◆ Raw data ◆
──────────────────────────────
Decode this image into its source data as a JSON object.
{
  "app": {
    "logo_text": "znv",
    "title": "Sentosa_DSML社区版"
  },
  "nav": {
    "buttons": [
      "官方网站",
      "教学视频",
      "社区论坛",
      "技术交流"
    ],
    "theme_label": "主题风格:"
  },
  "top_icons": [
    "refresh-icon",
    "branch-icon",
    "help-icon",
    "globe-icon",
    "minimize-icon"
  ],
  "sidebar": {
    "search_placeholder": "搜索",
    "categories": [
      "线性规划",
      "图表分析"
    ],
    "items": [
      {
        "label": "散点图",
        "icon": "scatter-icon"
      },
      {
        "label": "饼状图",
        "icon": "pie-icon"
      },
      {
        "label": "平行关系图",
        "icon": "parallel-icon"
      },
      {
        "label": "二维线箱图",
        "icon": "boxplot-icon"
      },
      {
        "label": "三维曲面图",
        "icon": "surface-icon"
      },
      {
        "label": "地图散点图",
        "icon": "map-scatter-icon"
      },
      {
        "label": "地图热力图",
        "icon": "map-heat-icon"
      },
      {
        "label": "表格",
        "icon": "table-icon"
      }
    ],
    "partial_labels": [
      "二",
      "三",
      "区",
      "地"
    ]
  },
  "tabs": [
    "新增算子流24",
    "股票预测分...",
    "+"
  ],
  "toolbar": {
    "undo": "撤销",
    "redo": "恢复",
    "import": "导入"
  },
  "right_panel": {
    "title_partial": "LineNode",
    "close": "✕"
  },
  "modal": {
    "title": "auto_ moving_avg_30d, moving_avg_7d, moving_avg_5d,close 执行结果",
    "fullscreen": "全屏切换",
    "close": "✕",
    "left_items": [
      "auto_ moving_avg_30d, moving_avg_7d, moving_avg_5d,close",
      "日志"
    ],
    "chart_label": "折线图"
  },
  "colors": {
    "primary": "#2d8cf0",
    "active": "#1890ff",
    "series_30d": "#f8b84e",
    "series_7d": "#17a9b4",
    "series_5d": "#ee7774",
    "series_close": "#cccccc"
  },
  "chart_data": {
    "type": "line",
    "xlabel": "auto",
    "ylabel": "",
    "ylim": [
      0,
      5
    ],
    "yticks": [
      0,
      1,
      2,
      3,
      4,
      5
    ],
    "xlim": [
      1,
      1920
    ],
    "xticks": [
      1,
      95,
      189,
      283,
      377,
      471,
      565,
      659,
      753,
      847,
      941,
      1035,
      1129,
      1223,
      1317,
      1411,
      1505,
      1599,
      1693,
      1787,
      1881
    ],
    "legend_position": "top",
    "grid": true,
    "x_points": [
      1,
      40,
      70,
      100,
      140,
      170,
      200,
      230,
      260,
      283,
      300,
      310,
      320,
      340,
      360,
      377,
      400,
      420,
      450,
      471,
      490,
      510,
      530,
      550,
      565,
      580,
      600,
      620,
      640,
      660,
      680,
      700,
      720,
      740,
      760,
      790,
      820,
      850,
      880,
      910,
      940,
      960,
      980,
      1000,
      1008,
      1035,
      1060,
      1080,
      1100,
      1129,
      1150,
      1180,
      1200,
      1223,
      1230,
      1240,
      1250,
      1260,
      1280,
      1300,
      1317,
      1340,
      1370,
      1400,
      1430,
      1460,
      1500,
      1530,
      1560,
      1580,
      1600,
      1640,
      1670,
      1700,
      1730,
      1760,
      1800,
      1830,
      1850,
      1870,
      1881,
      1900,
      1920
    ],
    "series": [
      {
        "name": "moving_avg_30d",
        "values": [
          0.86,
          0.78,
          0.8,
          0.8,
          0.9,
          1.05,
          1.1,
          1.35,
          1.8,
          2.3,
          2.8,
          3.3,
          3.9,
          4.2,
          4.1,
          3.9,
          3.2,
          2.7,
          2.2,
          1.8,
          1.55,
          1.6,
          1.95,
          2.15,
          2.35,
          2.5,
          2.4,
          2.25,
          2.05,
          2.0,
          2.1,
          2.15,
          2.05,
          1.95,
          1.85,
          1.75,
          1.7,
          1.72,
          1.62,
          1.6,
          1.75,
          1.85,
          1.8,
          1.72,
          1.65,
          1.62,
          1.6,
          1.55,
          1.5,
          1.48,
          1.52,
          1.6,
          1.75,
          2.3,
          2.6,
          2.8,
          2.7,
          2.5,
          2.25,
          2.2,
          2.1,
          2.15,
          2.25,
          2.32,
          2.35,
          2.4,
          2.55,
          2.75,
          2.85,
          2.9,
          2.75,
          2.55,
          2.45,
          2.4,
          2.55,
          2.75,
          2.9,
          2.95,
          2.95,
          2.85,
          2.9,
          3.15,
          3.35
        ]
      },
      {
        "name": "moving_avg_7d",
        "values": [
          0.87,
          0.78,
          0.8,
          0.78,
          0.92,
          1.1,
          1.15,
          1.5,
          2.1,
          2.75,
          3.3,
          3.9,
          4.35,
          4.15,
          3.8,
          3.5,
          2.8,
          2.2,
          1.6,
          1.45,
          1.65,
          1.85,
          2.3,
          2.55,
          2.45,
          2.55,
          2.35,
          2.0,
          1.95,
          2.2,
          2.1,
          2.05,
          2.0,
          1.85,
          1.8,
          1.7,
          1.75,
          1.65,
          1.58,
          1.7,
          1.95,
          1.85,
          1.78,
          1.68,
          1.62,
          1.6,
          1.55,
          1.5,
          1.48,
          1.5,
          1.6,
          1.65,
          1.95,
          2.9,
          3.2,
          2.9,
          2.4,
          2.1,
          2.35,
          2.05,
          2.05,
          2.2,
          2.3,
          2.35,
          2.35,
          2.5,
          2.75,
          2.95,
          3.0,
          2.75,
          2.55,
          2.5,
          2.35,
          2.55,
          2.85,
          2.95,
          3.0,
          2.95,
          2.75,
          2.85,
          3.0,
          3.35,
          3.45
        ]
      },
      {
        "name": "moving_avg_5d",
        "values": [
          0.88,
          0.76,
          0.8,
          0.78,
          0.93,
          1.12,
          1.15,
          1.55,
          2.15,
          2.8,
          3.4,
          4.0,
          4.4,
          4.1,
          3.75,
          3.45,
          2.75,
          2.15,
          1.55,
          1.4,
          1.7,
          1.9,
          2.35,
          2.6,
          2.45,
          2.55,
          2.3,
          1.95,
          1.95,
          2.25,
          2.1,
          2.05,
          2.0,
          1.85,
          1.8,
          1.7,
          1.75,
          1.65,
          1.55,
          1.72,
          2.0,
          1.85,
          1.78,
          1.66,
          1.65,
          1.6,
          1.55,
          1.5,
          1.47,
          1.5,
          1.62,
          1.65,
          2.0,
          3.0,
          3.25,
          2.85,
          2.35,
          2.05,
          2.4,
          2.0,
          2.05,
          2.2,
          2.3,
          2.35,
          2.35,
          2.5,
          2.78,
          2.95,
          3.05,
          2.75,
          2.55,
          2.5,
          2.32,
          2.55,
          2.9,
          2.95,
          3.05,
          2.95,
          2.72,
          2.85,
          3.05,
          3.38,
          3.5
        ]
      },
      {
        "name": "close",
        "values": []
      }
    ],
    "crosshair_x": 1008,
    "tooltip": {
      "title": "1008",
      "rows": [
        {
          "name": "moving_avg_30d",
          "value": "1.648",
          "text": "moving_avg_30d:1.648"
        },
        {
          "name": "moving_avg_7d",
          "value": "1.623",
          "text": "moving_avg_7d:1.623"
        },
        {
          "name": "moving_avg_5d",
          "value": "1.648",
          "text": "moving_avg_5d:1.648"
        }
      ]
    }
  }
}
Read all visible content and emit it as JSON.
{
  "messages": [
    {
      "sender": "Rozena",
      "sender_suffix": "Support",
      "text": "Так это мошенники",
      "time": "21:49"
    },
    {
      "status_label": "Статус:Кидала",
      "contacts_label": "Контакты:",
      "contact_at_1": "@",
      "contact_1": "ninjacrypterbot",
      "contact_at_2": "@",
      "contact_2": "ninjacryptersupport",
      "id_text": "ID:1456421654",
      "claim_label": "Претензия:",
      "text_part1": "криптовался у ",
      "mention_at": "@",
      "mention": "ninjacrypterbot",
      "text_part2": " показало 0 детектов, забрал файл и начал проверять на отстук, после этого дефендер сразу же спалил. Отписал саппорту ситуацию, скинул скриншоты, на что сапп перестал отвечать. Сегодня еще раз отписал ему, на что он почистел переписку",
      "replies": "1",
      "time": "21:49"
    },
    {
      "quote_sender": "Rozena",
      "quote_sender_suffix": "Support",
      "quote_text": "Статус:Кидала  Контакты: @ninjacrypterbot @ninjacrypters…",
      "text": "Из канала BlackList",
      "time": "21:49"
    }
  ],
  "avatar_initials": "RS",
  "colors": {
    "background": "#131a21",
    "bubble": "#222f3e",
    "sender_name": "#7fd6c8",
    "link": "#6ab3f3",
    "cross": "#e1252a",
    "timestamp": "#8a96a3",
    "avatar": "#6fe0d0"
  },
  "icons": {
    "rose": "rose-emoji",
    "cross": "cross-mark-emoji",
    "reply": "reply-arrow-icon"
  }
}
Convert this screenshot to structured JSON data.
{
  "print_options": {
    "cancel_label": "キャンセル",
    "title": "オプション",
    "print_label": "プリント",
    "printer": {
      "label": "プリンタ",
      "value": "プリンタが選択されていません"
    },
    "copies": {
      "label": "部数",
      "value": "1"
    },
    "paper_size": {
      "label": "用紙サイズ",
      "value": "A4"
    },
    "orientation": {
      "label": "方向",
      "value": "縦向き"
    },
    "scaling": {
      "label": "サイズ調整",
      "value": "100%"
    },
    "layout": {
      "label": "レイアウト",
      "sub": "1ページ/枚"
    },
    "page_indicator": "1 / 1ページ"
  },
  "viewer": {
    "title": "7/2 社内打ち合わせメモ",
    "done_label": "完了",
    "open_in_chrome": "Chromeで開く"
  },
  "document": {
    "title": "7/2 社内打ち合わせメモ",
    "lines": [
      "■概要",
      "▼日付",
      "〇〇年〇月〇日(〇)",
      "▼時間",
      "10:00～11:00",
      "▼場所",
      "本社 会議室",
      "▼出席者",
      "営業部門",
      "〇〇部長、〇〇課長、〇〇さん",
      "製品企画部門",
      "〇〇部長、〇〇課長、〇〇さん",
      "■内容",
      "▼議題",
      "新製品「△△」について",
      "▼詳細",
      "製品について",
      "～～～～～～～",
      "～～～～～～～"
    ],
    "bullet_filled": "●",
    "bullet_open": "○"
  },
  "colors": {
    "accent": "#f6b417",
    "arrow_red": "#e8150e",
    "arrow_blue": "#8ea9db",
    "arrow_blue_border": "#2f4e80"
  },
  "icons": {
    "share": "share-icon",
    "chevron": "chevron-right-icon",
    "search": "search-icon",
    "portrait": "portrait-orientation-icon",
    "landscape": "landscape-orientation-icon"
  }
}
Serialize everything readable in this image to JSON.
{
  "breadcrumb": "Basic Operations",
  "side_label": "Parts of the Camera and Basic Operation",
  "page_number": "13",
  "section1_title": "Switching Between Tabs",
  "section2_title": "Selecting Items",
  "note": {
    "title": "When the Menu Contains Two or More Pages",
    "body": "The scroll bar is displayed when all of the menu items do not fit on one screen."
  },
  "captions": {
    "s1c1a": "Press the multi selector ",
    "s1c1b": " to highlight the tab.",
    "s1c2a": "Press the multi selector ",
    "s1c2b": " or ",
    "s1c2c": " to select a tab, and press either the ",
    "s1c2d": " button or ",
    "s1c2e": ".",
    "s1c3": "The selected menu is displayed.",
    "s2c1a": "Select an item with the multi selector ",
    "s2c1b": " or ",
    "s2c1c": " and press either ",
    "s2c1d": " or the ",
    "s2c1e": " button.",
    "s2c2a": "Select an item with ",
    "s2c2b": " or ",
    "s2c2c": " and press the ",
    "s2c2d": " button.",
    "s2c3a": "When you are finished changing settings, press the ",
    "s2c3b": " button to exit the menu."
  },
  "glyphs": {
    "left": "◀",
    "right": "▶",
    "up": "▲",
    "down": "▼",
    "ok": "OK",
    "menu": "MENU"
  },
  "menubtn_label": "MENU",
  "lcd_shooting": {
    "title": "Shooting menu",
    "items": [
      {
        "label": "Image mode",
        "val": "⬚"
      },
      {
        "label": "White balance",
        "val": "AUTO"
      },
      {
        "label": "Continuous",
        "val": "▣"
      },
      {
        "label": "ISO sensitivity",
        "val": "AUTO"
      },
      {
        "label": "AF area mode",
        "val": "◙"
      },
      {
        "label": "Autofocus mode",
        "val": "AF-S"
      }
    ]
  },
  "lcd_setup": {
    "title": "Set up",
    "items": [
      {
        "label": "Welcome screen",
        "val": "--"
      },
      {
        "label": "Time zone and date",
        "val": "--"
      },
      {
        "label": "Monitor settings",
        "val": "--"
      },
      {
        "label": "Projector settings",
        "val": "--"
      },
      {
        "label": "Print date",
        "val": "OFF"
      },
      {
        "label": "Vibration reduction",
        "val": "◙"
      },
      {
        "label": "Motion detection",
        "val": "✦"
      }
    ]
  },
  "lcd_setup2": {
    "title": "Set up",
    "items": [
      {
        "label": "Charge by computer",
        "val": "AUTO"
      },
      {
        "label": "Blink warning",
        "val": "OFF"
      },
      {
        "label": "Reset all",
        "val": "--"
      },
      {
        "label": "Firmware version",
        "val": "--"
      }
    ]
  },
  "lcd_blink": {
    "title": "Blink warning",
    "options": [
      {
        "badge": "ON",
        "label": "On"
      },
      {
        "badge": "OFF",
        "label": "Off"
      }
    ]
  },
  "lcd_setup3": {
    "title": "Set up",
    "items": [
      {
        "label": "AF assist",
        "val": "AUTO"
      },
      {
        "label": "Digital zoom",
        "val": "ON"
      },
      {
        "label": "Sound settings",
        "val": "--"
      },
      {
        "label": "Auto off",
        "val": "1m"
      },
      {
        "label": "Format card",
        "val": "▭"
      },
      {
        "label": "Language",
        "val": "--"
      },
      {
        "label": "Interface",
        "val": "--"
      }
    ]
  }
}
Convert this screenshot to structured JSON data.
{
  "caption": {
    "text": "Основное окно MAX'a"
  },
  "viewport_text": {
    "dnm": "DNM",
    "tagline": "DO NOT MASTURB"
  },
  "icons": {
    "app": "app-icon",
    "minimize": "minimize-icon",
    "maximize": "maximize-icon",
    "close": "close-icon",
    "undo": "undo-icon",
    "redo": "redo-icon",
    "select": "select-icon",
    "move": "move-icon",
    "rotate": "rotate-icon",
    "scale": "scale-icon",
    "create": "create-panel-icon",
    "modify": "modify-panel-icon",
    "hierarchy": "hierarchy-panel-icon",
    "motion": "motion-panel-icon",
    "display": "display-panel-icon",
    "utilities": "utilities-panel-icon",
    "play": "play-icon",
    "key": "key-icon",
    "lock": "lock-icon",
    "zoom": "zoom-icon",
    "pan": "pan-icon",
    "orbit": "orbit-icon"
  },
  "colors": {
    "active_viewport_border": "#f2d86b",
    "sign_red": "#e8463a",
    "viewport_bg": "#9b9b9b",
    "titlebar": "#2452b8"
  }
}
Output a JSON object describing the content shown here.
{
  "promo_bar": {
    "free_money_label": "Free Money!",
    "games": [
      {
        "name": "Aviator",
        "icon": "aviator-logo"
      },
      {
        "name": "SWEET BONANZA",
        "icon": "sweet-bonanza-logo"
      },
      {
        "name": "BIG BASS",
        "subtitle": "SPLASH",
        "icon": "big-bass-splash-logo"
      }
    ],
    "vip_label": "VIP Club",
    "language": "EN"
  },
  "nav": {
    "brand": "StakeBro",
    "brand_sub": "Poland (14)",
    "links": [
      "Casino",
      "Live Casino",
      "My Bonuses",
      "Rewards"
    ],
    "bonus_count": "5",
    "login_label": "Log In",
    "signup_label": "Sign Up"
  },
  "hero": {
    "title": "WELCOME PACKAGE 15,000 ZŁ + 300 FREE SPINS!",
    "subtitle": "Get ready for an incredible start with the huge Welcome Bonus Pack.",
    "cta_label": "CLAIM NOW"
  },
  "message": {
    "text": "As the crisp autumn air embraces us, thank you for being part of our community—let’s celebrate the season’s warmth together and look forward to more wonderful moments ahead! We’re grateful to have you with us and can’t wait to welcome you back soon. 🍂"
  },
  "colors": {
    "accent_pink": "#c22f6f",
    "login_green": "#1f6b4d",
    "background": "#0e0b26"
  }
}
──────────────────────────────
◆ Directions for this task ◆
From the listing above, copy every line that includes the word "subtitle".

◆ Task response ◆
        "subtitle": "SPLASH",
    "subtitle": "Get ready for an incredible start with the huge Welcome Bonus Pack.",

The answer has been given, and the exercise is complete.